__Text passage__:
━━━━━━━━━━━━━━━━
You now have a new encrypted-at-rest file system.

How Encryption at Rest Works

In an encrypted-at-rest file system, data and metadata are automatically encrypted before being written to the file system. Similarly, as data and metadata are read, they are automatically decrypted before being presented to the application. These processes are handled transparently by Amazon EFS, so you don’t have to modify your applications.

Amazon EFS uses an industry-standard AES-256 encryption algorithm to encrypt EFS data and metadata at rest. For more information, see Cryptography Basics in the AWS Key Management Service Developer Guide.

How Amazon EFS Uses AWS KMS

Amazon EFS integrates with AWS Key Management Service (AWS KMS) for key management. Amazon EFS uses customer master keys (CMKs) to encrypt your file system in the following way:

  • Encrypting metadata at rest – An EFS-managed key is used to encrypt and decrypt file system metadata (that is, file names, directory names, and directory contents).

  • Encrypting file data at rest – You choose the CMK used to encrypt and decrypt file data (that is, the contents of your files). You can enable, disable, or revoke grants on this CMK. This CMK can be one of the two following types:

    • AWS-managed CMK – This is the default CMK, and it's free to use.
━━━━━━━━━━━━━━━━
[Bounding box prediction records]
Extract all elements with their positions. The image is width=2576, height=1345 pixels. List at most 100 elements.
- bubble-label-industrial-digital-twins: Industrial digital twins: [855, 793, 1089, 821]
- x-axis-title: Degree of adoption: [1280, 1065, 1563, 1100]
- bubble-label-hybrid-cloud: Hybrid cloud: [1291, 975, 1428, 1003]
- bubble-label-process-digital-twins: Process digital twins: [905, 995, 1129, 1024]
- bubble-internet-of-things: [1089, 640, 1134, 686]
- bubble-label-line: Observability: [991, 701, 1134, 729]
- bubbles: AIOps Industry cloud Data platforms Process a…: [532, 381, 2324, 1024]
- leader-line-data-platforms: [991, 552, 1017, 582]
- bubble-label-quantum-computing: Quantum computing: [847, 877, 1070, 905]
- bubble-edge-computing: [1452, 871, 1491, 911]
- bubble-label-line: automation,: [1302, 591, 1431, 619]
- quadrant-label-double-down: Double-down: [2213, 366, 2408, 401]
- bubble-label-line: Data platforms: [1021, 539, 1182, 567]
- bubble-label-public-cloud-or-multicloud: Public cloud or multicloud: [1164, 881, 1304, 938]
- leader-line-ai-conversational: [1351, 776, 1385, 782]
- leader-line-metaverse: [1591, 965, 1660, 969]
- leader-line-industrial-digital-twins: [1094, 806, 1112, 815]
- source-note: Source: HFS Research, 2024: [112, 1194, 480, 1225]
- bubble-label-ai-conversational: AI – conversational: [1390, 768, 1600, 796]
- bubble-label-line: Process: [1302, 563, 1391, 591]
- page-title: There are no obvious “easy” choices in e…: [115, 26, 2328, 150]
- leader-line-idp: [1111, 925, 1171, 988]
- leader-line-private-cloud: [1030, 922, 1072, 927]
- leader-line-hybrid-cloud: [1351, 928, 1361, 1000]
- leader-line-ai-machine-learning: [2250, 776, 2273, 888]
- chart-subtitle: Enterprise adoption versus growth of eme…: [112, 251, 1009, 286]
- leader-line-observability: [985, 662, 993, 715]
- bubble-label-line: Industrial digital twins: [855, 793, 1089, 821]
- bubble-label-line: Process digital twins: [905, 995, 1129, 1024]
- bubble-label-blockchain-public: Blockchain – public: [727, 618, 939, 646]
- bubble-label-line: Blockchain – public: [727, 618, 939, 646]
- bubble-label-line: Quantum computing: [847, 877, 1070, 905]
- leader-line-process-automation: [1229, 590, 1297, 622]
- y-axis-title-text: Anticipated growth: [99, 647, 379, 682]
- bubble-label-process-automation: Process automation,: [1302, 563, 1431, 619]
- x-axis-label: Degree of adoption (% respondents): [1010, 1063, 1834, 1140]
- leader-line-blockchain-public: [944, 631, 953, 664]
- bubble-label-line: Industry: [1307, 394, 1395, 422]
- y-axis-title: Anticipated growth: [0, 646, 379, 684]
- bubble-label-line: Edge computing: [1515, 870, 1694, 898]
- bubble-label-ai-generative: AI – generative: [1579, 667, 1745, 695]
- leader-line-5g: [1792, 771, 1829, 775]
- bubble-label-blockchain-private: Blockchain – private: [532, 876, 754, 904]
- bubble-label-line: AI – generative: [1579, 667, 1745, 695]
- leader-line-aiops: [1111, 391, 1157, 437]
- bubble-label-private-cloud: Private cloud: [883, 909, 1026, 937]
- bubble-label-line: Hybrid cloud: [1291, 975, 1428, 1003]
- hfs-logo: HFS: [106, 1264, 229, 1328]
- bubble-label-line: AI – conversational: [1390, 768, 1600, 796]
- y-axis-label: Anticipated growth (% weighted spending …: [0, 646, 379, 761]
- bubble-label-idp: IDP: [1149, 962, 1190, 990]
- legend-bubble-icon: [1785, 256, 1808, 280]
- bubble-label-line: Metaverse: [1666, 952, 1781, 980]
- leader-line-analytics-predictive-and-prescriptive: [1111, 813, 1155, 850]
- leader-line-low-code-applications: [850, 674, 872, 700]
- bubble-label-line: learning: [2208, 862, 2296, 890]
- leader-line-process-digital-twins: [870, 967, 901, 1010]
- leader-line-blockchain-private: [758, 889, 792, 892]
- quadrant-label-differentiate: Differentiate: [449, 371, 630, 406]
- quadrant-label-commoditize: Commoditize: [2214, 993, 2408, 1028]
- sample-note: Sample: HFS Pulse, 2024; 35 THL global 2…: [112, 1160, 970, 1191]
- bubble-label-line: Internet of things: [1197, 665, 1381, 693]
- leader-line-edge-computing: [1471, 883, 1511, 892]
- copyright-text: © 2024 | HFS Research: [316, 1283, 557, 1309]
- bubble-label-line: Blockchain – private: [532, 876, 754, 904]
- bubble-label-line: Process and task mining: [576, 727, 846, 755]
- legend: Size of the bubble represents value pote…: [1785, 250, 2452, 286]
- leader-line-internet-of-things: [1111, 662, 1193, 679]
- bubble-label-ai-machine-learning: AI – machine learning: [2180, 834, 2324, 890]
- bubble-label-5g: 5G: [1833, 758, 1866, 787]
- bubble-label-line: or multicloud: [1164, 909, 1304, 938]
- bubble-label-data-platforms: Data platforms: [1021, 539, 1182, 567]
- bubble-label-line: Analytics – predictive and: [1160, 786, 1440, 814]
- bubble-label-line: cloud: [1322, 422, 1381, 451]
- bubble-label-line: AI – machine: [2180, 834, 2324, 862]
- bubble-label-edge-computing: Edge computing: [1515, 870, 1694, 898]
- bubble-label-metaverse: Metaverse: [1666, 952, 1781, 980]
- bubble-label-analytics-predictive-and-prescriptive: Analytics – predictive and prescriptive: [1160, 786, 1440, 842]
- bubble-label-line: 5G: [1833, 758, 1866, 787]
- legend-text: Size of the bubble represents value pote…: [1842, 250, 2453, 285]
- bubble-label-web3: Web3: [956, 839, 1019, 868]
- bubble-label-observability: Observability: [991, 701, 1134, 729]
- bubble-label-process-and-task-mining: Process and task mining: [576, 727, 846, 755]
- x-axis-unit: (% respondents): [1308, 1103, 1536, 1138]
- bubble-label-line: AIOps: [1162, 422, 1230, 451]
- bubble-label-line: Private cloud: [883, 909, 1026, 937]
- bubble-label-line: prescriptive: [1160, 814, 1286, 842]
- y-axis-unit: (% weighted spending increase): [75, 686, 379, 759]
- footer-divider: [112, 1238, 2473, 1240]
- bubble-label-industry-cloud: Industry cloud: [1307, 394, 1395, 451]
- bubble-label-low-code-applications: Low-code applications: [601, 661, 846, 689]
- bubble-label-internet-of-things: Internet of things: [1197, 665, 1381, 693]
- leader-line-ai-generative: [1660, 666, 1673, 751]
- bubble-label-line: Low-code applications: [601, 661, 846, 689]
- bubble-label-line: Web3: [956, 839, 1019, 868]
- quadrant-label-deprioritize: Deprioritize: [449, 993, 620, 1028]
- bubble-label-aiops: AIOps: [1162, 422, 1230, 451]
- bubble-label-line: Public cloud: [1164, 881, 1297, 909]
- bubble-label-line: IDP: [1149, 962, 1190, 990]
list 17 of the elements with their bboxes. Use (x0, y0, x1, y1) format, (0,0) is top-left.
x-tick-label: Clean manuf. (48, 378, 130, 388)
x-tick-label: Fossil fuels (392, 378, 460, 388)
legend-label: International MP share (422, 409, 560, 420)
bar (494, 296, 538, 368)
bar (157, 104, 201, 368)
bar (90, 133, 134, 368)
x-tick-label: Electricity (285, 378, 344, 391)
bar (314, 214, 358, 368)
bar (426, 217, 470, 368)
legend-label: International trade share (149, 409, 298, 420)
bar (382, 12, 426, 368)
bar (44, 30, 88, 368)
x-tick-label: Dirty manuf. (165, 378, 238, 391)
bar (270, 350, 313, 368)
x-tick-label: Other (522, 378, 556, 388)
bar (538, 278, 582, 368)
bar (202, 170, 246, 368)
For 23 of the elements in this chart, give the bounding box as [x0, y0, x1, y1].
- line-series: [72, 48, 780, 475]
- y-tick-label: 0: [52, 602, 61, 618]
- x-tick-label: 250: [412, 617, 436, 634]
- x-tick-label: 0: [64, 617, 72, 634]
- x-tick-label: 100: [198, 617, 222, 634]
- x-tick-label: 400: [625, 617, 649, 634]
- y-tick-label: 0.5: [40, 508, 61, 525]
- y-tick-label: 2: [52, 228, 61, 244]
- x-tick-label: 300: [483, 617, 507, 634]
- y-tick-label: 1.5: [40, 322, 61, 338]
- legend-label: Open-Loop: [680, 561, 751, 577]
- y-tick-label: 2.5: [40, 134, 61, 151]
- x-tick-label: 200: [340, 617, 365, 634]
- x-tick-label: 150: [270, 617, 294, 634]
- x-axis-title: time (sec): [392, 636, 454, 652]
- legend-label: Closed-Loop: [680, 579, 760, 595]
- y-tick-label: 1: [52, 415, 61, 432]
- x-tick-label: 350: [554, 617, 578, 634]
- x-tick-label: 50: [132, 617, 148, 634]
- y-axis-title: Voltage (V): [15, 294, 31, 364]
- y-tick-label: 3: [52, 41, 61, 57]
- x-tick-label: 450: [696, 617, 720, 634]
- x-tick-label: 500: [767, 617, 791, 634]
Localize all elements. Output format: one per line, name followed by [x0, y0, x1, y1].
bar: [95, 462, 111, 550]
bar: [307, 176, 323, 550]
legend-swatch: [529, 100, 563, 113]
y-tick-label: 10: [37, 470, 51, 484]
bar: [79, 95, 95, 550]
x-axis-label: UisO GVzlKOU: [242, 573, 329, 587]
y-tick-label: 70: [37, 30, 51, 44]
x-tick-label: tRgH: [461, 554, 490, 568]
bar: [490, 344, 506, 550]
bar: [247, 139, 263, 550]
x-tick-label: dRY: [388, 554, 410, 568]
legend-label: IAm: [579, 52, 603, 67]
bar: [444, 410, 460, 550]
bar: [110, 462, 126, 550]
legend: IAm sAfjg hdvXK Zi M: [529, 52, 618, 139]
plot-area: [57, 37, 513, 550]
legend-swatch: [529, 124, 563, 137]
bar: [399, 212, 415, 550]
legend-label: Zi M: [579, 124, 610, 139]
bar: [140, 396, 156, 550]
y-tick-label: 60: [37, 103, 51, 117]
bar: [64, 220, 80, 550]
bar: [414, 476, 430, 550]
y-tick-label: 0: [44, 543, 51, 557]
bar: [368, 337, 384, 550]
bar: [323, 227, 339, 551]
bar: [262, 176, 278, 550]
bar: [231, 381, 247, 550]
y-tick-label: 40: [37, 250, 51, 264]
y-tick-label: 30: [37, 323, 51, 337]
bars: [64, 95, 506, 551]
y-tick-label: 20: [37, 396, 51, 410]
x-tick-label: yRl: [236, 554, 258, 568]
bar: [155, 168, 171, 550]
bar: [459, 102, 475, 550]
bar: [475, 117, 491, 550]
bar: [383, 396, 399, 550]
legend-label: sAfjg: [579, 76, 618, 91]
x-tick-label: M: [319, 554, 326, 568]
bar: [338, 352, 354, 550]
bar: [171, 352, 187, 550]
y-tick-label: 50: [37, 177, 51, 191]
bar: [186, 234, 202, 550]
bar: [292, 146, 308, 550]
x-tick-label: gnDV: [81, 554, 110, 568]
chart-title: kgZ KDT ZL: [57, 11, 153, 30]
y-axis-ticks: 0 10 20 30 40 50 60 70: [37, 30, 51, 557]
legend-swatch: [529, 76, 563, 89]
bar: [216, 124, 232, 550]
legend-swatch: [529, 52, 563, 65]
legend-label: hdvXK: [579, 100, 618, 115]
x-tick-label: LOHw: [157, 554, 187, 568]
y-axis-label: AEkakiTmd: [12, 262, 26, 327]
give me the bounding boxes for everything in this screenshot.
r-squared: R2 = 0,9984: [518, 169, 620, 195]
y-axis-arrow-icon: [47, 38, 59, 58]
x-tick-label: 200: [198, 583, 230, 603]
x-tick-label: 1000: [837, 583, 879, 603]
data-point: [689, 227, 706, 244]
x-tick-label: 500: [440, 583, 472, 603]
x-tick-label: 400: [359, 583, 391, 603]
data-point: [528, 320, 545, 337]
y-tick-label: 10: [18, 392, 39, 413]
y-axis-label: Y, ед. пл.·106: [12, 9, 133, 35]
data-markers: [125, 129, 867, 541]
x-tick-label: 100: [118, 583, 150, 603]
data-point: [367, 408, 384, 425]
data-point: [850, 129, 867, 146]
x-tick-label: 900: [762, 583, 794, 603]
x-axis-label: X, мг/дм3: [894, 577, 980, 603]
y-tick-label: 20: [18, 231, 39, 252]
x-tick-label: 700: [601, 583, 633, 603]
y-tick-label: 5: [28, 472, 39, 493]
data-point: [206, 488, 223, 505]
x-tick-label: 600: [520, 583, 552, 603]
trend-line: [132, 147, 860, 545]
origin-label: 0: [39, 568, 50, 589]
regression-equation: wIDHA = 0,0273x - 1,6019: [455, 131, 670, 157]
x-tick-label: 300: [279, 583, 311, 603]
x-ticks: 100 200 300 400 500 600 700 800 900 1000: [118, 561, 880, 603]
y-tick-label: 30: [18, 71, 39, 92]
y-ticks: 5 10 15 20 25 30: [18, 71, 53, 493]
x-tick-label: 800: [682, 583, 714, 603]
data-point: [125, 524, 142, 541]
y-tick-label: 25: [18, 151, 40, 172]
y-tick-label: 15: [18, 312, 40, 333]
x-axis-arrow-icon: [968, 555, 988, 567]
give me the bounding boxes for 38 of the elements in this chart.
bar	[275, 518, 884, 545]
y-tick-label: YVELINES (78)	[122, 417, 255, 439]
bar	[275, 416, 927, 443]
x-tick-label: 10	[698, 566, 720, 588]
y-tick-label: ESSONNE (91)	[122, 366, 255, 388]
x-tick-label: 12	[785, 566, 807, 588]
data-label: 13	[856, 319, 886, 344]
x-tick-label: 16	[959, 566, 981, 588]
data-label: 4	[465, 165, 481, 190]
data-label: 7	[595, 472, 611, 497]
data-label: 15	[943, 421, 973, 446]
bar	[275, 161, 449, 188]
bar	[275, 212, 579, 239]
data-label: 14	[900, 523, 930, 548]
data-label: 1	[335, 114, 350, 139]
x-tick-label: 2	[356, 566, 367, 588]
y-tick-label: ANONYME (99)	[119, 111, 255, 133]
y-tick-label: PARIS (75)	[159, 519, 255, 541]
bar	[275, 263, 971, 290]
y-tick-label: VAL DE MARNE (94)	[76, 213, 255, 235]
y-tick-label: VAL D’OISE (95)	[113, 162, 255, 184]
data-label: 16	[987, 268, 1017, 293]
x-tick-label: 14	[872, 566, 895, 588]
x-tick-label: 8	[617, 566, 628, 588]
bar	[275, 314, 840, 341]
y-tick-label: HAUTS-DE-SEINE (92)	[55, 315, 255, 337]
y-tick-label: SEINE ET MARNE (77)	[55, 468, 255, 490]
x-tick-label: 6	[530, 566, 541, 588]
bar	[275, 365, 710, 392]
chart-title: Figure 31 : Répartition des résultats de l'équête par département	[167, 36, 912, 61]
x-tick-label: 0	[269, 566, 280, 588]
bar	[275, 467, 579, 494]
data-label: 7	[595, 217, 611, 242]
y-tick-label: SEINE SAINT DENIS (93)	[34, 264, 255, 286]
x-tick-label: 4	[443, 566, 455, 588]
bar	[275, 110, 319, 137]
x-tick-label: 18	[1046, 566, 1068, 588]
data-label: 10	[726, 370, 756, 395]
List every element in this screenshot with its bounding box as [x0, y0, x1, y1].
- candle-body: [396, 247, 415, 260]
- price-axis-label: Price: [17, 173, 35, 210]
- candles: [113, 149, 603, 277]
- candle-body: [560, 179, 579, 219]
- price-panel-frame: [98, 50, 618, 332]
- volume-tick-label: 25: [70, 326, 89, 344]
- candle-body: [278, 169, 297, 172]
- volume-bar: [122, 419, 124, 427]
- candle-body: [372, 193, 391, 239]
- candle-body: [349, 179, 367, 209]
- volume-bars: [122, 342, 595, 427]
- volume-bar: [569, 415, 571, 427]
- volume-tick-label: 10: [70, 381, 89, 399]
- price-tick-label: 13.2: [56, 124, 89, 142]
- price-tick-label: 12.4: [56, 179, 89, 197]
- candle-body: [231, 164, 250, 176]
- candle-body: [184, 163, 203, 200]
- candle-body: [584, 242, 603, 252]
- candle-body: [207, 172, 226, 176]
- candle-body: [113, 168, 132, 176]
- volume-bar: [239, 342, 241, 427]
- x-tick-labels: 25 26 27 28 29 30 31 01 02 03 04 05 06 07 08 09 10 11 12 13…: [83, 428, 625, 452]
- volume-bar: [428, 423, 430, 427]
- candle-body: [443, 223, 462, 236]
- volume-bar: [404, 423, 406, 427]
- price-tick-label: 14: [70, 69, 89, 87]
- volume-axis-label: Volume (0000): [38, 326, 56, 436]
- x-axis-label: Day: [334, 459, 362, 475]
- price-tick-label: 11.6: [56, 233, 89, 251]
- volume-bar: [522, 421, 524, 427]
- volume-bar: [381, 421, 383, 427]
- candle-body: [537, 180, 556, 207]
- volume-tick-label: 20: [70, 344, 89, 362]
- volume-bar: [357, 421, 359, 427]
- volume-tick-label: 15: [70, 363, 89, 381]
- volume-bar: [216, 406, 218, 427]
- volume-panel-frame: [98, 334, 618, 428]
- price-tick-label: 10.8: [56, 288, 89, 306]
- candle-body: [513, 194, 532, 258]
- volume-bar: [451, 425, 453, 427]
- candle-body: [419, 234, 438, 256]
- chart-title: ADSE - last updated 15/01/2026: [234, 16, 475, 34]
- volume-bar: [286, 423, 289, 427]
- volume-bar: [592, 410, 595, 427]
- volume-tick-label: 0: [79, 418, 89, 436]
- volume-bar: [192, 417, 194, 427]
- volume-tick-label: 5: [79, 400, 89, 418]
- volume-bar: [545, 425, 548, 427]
━━━━━━━━━━━━━━━━
__Exercise requirements__:
1: Can you change the Amazon EFS encryption text from "How Encryption at" up to and including "modify your applications.", replacing "metadata" with "file attributes"?
2: Could you extend the Amazon EFS encryption text beyond its final line?

__Outputs in order__:
1:
How Encryption at Rest Works

In an encrypted-at-rest file system, data and file attributes are automatically encrypted before being written to the file system. Similarly, as data and file attributes are read, they are automatically decrypted before being presented to the application. These processes are handled transparently by Amazon EFS, so you don’t have to modify your applications.

2:
    • Customer-managed CMK – This is the most flexible master key to use, because you can configure its key policies and grants for multiple users or services. For more information on creating CMKs, see Creating Keys in the AWS Key Management Service Developer Guide.

      If you use a customer-managed CMK as your master key for file data encryption and decryption, you can enable key rotation. When you enable key rotation, AWS KMS automatically rotates your key once per year. Additionally, with a customer-managed CMK, you can choose when to disable, re-enable, delete, or revoke access to your CMK at any time. For more information, see Disabling, Deleting, or Revoking Access to the CMK for a File System.

Data encryption and decryption at rest are handled transparently. However, AWS account IDs specific to Amazon EFS appear in your AWS CloudTrail logs related to AWS KMS actions. For more information, see Amazon EFS Log File Entries for Encrypted-at-Rest File Systems.

Amazon EFS Key Policies for AWS KMS

Key policies are the primary way to control access to CMKs. For more information on key policies, see Using Key Policies in AWS KMS in the AWS Key Management Service Developer Guide. The following list describes all the AWS KMS-related permissions supported by Amazon EFS for encrypted at rest file systems:

  • kms:Encrypt – (Optional) Encrypts plaintext into ciphertext. This permission is included in the default key policy.

  • kms:Decrypt – (Required) Decrypts ciphertext. Ciphertext is plaintext that has been previously encrypted. This permission is included in the default key policy.

  • kms:ReEncrypt – (Optional) Encrypts data on the server side with a new customer master key (CMK), without exposing the plaintext of the data on the client side. The data is first decrypted and then re-encrypted. This permission is included in the default key policy.

  • kms:GenerateDataKeyWithoutPlaintext – (Required) Returns a data encryption key encrypted under a CMK. This permission is included in the default key policy under kms:GenerateDataKey*.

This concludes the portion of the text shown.